[begin AVAILABLE RECORDS]

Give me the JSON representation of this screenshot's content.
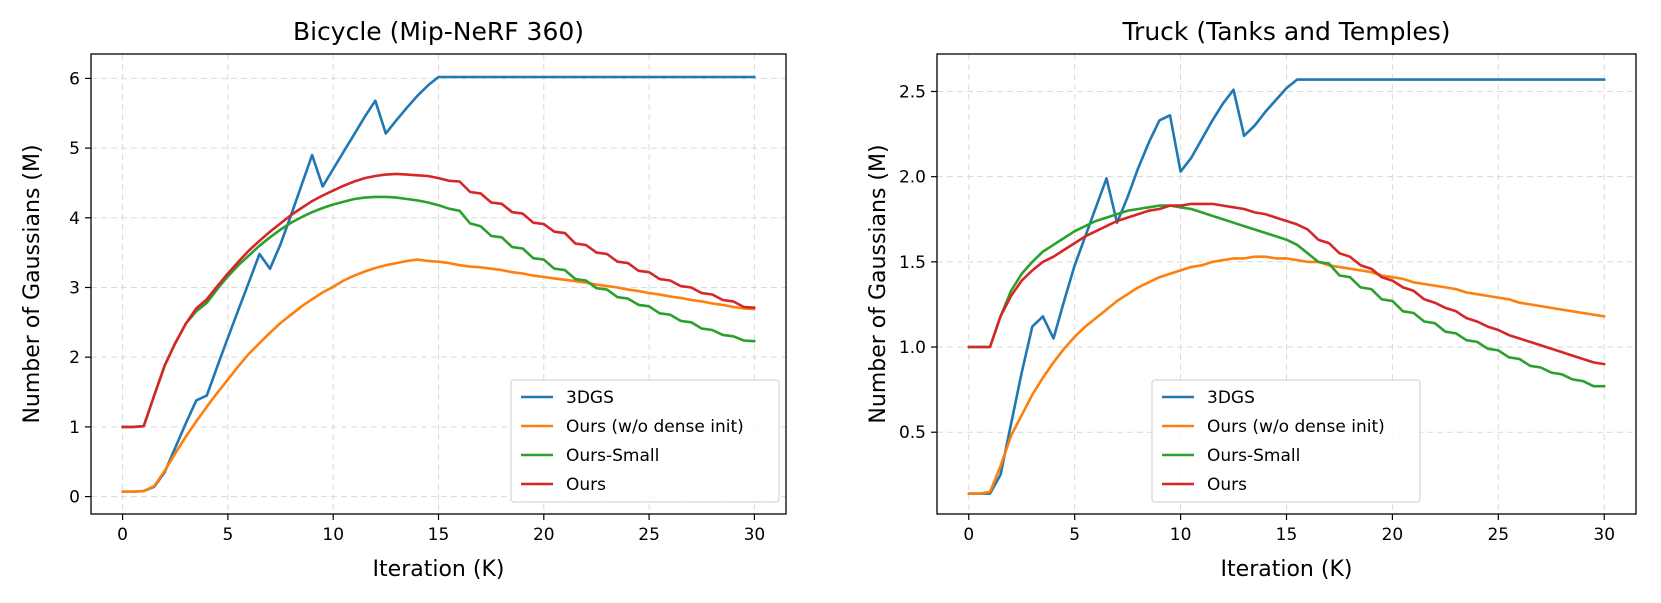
{
  "chart_data": [
    {
      "type": "line",
      "title": "Bicycle (Mip-NeRF 360)",
      "xlabel": "Iteration (K)",
      "ylabel": "Number of Gaussians (M)",
      "xlim": [
        -1.5,
        31.5
      ],
      "ylim": [
        -0.25,
        6.35
      ],
      "xticks": [
        0,
        5,
        10,
        15,
        20,
        25,
        30
      ],
      "xtick_labels": [
        "0",
        "5",
        "10",
        "15",
        "20",
        "25",
        "30"
      ],
      "yticks": [
        0,
        1,
        2,
        3,
        4,
        5,
        6
      ],
      "ytick_labels": [
        "0",
        "1",
        "2",
        "3",
        "4",
        "5",
        "6"
      ],
      "grid": true,
      "legend_position": "lower-right",
      "series": [
        {
          "name": "3DGS",
          "color": "#1f77b4",
          "x": [
            0,
            0.5,
            1,
            1.5,
            2,
            2.5,
            3,
            3.5,
            4,
            4.5,
            5,
            5.5,
            6,
            6.5,
            7,
            7.5,
            8,
            8.5,
            9,
            9.5,
            10,
            10.5,
            11,
            11.5,
            12,
            12.5,
            13,
            13.5,
            14,
            14.5,
            15,
            15.5,
            16,
            20,
            25,
            30
          ],
          "y": [
            0.07,
            0.07,
            0.08,
            0.14,
            0.35,
            0.7,
            1.05,
            1.38,
            1.45,
            1.87,
            2.28,
            2.68,
            3.08,
            3.48,
            3.27,
            3.62,
            4.04,
            4.47,
            4.9,
            4.45,
            4.7,
            4.95,
            5.2,
            5.45,
            5.68,
            5.21,
            5.4,
            5.58,
            5.75,
            5.9,
            6.02,
            6.02,
            6.02,
            6.02,
            6.02,
            6.02
          ]
        },
        {
          "name": "Ours (w/o dense init)",
          "color": "#ff7f0e",
          "x": [
            0,
            0.5,
            1,
            1.5,
            2,
            2.5,
            3,
            3.5,
            4,
            4.5,
            5,
            5.5,
            6,
            6.5,
            7,
            7.5,
            8,
            8.5,
            9,
            9.5,
            10,
            10.5,
            11,
            11.5,
            12,
            12.5,
            13,
            13.5,
            14,
            14.5,
            15,
            15.5,
            16,
            16.5,
            17,
            17.5,
            18,
            18.5,
            19,
            19.5,
            20,
            20.5,
            21,
            21.5,
            22,
            22.5,
            23,
            23.5,
            24,
            24.5,
            25,
            25.5,
            26,
            26.5,
            27,
            27.5,
            28,
            28.5,
            29,
            29.5,
            30
          ],
          "y": [
            0.07,
            0.07,
            0.08,
            0.15,
            0.37,
            0.62,
            0.86,
            1.08,
            1.29,
            1.49,
            1.68,
            1.87,
            2.05,
            2.2,
            2.35,
            2.49,
            2.61,
            2.73,
            2.83,
            2.93,
            3.01,
            3.1,
            3.17,
            3.23,
            3.28,
            3.32,
            3.35,
            3.38,
            3.4,
            3.38,
            3.37,
            3.35,
            3.32,
            3.3,
            3.29,
            3.27,
            3.25,
            3.22,
            3.2,
            3.17,
            3.15,
            3.13,
            3.11,
            3.09,
            3.07,
            3.04,
            3.02,
            3.0,
            2.97,
            2.95,
            2.92,
            2.9,
            2.87,
            2.85,
            2.82,
            2.8,
            2.77,
            2.75,
            2.72,
            2.7,
            2.69
          ]
        },
        {
          "name": "Ours-Small",
          "color": "#2ca02c",
          "x": [
            0,
            0.5,
            1,
            1.5,
            2,
            2.5,
            3,
            3.5,
            4,
            4.5,
            5,
            5.5,
            6,
            6.5,
            7,
            7.5,
            8,
            8.5,
            9,
            9.5,
            10,
            10.5,
            11,
            11.5,
            12,
            12.5,
            13,
            13.5,
            14,
            14.5,
            15,
            15.5,
            16,
            16.5,
            17,
            17.5,
            18,
            18.5,
            19,
            19.5,
            20,
            20.5,
            21,
            21.5,
            22,
            22.5,
            23,
            23.5,
            24,
            24.5,
            25,
            25.5,
            26,
            26.5,
            27,
            27.5,
            28,
            28.5,
            29,
            29.5,
            30
          ],
          "y": [
            1.0,
            1.0,
            1.01,
            1.45,
            1.88,
            2.2,
            2.48,
            2.66,
            2.78,
            2.98,
            3.16,
            3.32,
            3.46,
            3.6,
            3.72,
            3.83,
            3.93,
            4.01,
            4.08,
            4.14,
            4.19,
            4.23,
            4.27,
            4.29,
            4.3,
            4.3,
            4.29,
            4.27,
            4.25,
            4.22,
            4.18,
            4.13,
            4.1,
            3.92,
            3.88,
            3.74,
            3.72,
            3.58,
            3.56,
            3.42,
            3.4,
            3.27,
            3.25,
            3.12,
            3.1,
            2.99,
            2.97,
            2.86,
            2.84,
            2.75,
            2.73,
            2.63,
            2.61,
            2.52,
            2.5,
            2.41,
            2.39,
            2.32,
            2.3,
            2.24,
            2.23
          ]
        },
        {
          "name": "Ours",
          "color": "#d62728",
          "x": [
            0,
            0.5,
            1,
            1.5,
            2,
            2.5,
            3,
            3.5,
            4,
            4.5,
            5,
            5.5,
            6,
            6.5,
            7,
            7.5,
            8,
            8.5,
            9,
            9.5,
            10,
            10.5,
            11,
            11.5,
            12,
            12.5,
            13,
            13.5,
            14,
            14.5,
            15,
            15.5,
            16,
            16.5,
            17,
            17.5,
            18,
            18.5,
            19,
            19.5,
            20,
            20.5,
            21,
            21.5,
            22,
            22.5,
            23,
            23.5,
            24,
            24.5,
            25,
            25.5,
            26,
            26.5,
            27,
            27.5,
            28,
            28.5,
            29,
            29.5,
            30
          ],
          "y": [
            1.0,
            1.0,
            1.01,
            1.45,
            1.88,
            2.2,
            2.48,
            2.7,
            2.83,
            3.02,
            3.2,
            3.37,
            3.53,
            3.67,
            3.8,
            3.92,
            4.04,
            4.14,
            4.24,
            4.32,
            4.39,
            4.46,
            4.52,
            4.57,
            4.6,
            4.62,
            4.63,
            4.62,
            4.61,
            4.6,
            4.57,
            4.53,
            4.52,
            4.37,
            4.35,
            4.22,
            4.2,
            4.08,
            4.06,
            3.93,
            3.91,
            3.8,
            3.78,
            3.63,
            3.61,
            3.5,
            3.48,
            3.37,
            3.35,
            3.24,
            3.22,
            3.12,
            3.1,
            3.02,
            3.0,
            2.92,
            2.9,
            2.82,
            2.8,
            2.72,
            2.71
          ]
        }
      ]
    },
    {
      "type": "line",
      "title": "Truck (Tanks and Temples)",
      "xlabel": "Iteration (K)",
      "ylabel": "Number of Gaussians (M)",
      "xlim": [
        -1.5,
        31.5
      ],
      "ylim": [
        0.02,
        2.72
      ],
      "xticks": [
        0,
        5,
        10,
        15,
        20,
        25,
        30
      ],
      "xtick_labels": [
        "0",
        "5",
        "10",
        "15",
        "20",
        "25",
        "30"
      ],
      "yticks": [
        0.5,
        1.0,
        1.5,
        2.0,
        2.5
      ],
      "ytick_labels": [
        "0.5",
        "1.0",
        "1.5",
        "2.0",
        "2.5"
      ],
      "grid": true,
      "legend_position": "lower-center",
      "series": [
        {
          "name": "3DGS",
          "color": "#1f77b4",
          "x": [
            0,
            0.5,
            1,
            1.5,
            2,
            2.5,
            3,
            3.5,
            4,
            4.5,
            5,
            5.5,
            6,
            6.5,
            7,
            7.5,
            8,
            8.5,
            9,
            9.5,
            10,
            10.5,
            11,
            11.5,
            12,
            12.5,
            13,
            13.5,
            14,
            14.5,
            15,
            15.5,
            16,
            20,
            25,
            30
          ],
          "y": [
            0.14,
            0.14,
            0.14,
            0.25,
            0.55,
            0.85,
            1.12,
            1.18,
            1.05,
            1.27,
            1.48,
            1.65,
            1.82,
            1.99,
            1.73,
            1.88,
            2.05,
            2.2,
            2.33,
            2.36,
            2.03,
            2.11,
            2.22,
            2.33,
            2.43,
            2.51,
            2.24,
            2.3,
            2.38,
            2.45,
            2.52,
            2.57,
            2.57,
            2.57,
            2.57,
            2.57
          ]
        },
        {
          "name": "Ours (w/o dense init)",
          "color": "#ff7f0e",
          "x": [
            0,
            0.5,
            1,
            1.5,
            2,
            2.5,
            3,
            3.5,
            4,
            4.5,
            5,
            5.5,
            6,
            6.5,
            7,
            7.5,
            8,
            8.5,
            9,
            9.5,
            10,
            10.5,
            11,
            11.5,
            12,
            12.5,
            13,
            13.5,
            14,
            14.5,
            15,
            15.5,
            16,
            16.5,
            17,
            17.5,
            18,
            18.5,
            19,
            19.5,
            20,
            20.5,
            21,
            21.5,
            22,
            22.5,
            23,
            23.5,
            24,
            24.5,
            25,
            25.5,
            26,
            26.5,
            27,
            27.5,
            28,
            28.5,
            29,
            29.5,
            30
          ],
          "y": [
            0.14,
            0.14,
            0.15,
            0.3,
            0.48,
            0.6,
            0.72,
            0.82,
            0.91,
            0.99,
            1.06,
            1.12,
            1.17,
            1.22,
            1.27,
            1.31,
            1.35,
            1.38,
            1.41,
            1.43,
            1.45,
            1.47,
            1.48,
            1.5,
            1.51,
            1.52,
            1.52,
            1.53,
            1.53,
            1.52,
            1.52,
            1.51,
            1.5,
            1.5,
            1.48,
            1.47,
            1.46,
            1.45,
            1.44,
            1.42,
            1.41,
            1.4,
            1.38,
            1.37,
            1.36,
            1.35,
            1.34,
            1.32,
            1.31,
            1.3,
            1.29,
            1.28,
            1.26,
            1.25,
            1.24,
            1.23,
            1.22,
            1.21,
            1.2,
            1.19,
            1.18
          ]
        },
        {
          "name": "Ours-Small",
          "color": "#2ca02c",
          "x": [
            0,
            0.5,
            1,
            1.5,
            2,
            2.5,
            3,
            3.5,
            4,
            4.5,
            5,
            5.5,
            6,
            6.5,
            7,
            7.5,
            8,
            8.5,
            9,
            9.5,
            10,
            10.5,
            11,
            11.5,
            12,
            12.5,
            13,
            13.5,
            14,
            14.5,
            15,
            15.5,
            16,
            16.5,
            17,
            17.5,
            18,
            18.5,
            19,
            19.5,
            20,
            20.5,
            21,
            21.5,
            22,
            22.5,
            23,
            23.5,
            24,
            24.5,
            25,
            25.5,
            26,
            26.5,
            27,
            27.5,
            28,
            28.5,
            29,
            29.5,
            30
          ],
          "y": [
            1.0,
            1.0,
            1.0,
            1.18,
            1.33,
            1.43,
            1.5,
            1.56,
            1.6,
            1.64,
            1.68,
            1.71,
            1.74,
            1.76,
            1.78,
            1.8,
            1.81,
            1.82,
            1.83,
            1.83,
            1.82,
            1.81,
            1.79,
            1.77,
            1.75,
            1.73,
            1.71,
            1.69,
            1.67,
            1.65,
            1.63,
            1.6,
            1.55,
            1.5,
            1.49,
            1.42,
            1.41,
            1.35,
            1.34,
            1.28,
            1.27,
            1.21,
            1.2,
            1.15,
            1.14,
            1.09,
            1.08,
            1.04,
            1.03,
            0.99,
            0.98,
            0.94,
            0.93,
            0.89,
            0.88,
            0.85,
            0.84,
            0.81,
            0.8,
            0.77,
            0.77
          ]
        },
        {
          "name": "Ours",
          "color": "#d62728",
          "x": [
            0,
            0.5,
            1,
            1.5,
            2,
            2.5,
            3,
            3.5,
            4,
            4.5,
            5,
            5.5,
            6,
            6.5,
            7,
            7.5,
            8,
            8.5,
            9,
            9.5,
            10,
            10.5,
            11,
            11.5,
            12,
            12.5,
            13,
            13.5,
            14,
            14.5,
            15,
            15.5,
            16,
            16.5,
            17,
            17.5,
            18,
            18.5,
            19,
            19.5,
            20,
            20.5,
            21,
            21.5,
            22,
            22.5,
            23,
            23.5,
            24,
            24.5,
            25,
            25.5,
            26,
            26.5,
            27,
            27.5,
            28,
            28.5,
            29,
            29.5,
            30
          ],
          "y": [
            1.0,
            1.0,
            1.0,
            1.18,
            1.3,
            1.39,
            1.45,
            1.5,
            1.53,
            1.57,
            1.61,
            1.65,
            1.68,
            1.71,
            1.74,
            1.76,
            1.78,
            1.8,
            1.81,
            1.83,
            1.83,
            1.84,
            1.84,
            1.84,
            1.83,
            1.82,
            1.81,
            1.79,
            1.78,
            1.76,
            1.74,
            1.72,
            1.69,
            1.63,
            1.61,
            1.55,
            1.53,
            1.48,
            1.46,
            1.41,
            1.39,
            1.35,
            1.33,
            1.28,
            1.26,
            1.23,
            1.21,
            1.17,
            1.15,
            1.12,
            1.1,
            1.07,
            1.05,
            1.03,
            1.01,
            0.99,
            0.97,
            0.95,
            0.93,
            0.91,
            0.9
          ]
        }
      ]
    }
  ]
}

[end AVAILABLE RECORDS]

### WHAT IS REQUIRED:
Show the lines of the data that hold the word "title".

### EXERCISE SOLUTION:
      "title": "Bicycle (Mip-NeRF 360)",
      "title": "Truck (Tanks and Temples)",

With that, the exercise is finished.